* **Records supplied**:

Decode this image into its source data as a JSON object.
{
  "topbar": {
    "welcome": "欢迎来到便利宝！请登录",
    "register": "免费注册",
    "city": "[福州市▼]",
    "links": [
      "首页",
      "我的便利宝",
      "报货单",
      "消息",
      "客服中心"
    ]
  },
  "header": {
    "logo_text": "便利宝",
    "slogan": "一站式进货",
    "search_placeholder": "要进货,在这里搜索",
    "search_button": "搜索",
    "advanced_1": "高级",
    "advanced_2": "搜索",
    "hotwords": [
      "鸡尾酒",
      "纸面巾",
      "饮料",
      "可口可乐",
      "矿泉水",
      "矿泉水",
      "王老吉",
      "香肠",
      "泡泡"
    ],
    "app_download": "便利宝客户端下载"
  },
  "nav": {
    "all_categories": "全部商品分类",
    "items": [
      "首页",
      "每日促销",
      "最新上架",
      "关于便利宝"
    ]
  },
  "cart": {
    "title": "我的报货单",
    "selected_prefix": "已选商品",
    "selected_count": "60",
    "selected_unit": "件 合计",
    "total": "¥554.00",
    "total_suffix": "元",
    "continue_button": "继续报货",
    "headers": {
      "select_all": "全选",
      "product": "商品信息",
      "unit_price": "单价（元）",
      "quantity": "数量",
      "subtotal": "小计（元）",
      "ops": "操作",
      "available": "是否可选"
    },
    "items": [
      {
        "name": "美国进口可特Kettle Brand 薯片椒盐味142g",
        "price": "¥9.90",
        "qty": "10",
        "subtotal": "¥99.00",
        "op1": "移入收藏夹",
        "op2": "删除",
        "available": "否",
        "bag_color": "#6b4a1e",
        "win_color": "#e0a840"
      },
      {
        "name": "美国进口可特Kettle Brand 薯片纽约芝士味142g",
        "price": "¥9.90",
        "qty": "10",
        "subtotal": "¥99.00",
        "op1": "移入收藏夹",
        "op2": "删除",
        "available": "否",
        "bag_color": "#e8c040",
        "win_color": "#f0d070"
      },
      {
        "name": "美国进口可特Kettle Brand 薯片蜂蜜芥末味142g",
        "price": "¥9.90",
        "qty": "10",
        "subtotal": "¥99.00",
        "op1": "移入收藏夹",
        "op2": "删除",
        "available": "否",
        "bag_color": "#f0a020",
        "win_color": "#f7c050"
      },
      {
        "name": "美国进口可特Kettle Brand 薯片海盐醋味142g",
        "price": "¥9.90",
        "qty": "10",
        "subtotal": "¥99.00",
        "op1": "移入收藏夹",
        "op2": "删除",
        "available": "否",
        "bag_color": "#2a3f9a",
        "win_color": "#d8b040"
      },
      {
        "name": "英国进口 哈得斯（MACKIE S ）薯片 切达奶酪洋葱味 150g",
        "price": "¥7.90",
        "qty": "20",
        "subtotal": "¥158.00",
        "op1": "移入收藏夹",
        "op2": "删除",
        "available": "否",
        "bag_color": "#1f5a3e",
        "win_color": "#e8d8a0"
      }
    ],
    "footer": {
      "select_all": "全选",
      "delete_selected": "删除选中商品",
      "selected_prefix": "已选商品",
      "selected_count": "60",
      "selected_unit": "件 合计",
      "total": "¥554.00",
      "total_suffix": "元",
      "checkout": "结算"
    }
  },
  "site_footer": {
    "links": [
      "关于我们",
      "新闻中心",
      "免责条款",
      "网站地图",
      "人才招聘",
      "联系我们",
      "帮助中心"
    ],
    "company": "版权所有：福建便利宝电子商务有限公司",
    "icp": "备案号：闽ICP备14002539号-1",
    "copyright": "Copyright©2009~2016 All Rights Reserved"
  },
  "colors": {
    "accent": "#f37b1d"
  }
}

* **Task prompt**: All entries must be repeated verbatim.

* **Task solution**:
Decode this image into its source data as a JSON object.
{
  "topbar": {
    "welcome": "欢迎来到便利宝！请登录",
    "register": "免费注册",
    "city": "[福州市▼]",
    "links": [
      "首页",
      "我的便利宝",
      "报货单",
      "消息",
      "客服中心"
    ]
  },
  "header": {
    "logo_text": "便利宝",
    "slogan": "一站式进货",
    "search_placeholder": "要进货,在这里搜索",
    "search_button": "搜索",
    "advanced_1": "高级",
    "advanced_2": "搜索",
    "hotwords": [
      "鸡尾酒",
      "纸面巾",
      "饮料",
      "可口可乐",
      "矿泉水",
      "矿泉水",
      "王老吉",
      "香肠",
      "泡泡"
    ],
    "app_download": "便利宝客户端下载"
  },
  "nav": {
    "all_categories": "全部商品分类",
    "items": [
      "首页",
      "每日促销",
      "最新上架",
      "关于便利宝"
    ]
  },
  "cart": {
    "title": "我的报货单",
    "selected_prefix": "已选商品",
    "selected_count": "60",
    "selected_unit": "件 合计",
    "total": "¥554.00",
    "total_suffix": "元",
    "continue_button": "继续报货",
    "headers": {
      "select_all": "全选",
      "product": "商品信息",
      "unit_price": "单价（元）",
      "quantity": "数量",
      "subtotal": "小计（元）",
      "ops": "操作",
      "available": "是否可选"
    },
    "items": [
      {
        "name": "美国进口可特Kettle Brand 薯片椒盐味142g",
        "price": "¥9.90",
        "qty": "10",
        "subtotal": "¥99.00",
        "op1": "移入收藏夹",
        "op2": "删除",
        "available": "否",
        "bag_color": "#6b4a1e",
        "win_color": "#e0a840"
      },
      {
        "name": "美国进口可特Kettle Brand 薯片纽约芝士味142g",
        "price": "¥9.90",
        "qty": "10",
        "subtotal": "¥99.00",
        "op1": "移入收藏夹",
        "op2": "删除",
        "available": "否",
        "bag_color": "#e8c040",
        "win_color": "#f0d070"
      },
      {
        "name": "美国进口可特Kettle Brand 薯片蜂蜜芥末味142g",
        "price": "¥9.90",
        "qty": "10",
        "subtotal": "¥99.00",
        "op1": "移入收藏夹",
        "op2": "删除",
        "available": "否",
        "bag_color": "#f0a020",
        "win_color": "#f7c050"
      },
      {
        "name": "美国进口可特Kettle Brand 薯片海盐醋味142g",
        "price": "¥9.90",
        "qty": "10",
        "subtotal": "¥99.00",
        "op1": "移入收藏夹",
        "op2": "删除",
        "available": "否",
        "bag_color": "#2a3f9a",
        "win_color": "#d8b040"
      },
      {
        "name": "英国进口 哈得斯（MACKIE S ）薯片 切达奶酪洋葱味 150g",
        "price": "¥7.90",
        "qty": "20",
        "subtotal": "¥158.00",
        "op1": "移入收藏夹",
        "op2": "删除",
        "available": "否",
        "bag_color": "#1f5a3e",
        "win_color": "#e8d8a0"
      }
    ],
    "footer": {
      "select_all": "全选",
      "delete_selected": "删除选中商品",
      "selected_prefix": "已选商品",
      "selected_count": "60",
      "selected_unit": "件 合计",
      "total": "¥554.00",
      "total_suffix": "元",
      "checkout": "结算"
    }
  },
  "site_footer": {
    "links": [
      "关于我们",
      "新闻中心",
      "免责条款",
      "网站地图",
      "人才招聘",
      "联系我们",
      "帮助中心"
    ],
    "company": "版权所有：福建便利宝电子商务有限公司",
    "icp": "备案号：闽ICP备14002539号-1",
    "copyright": "Copyright©2009~2016 All Rights Reserved"
  },
  "colors": {
    "accent": "#f37b1d"
  }
}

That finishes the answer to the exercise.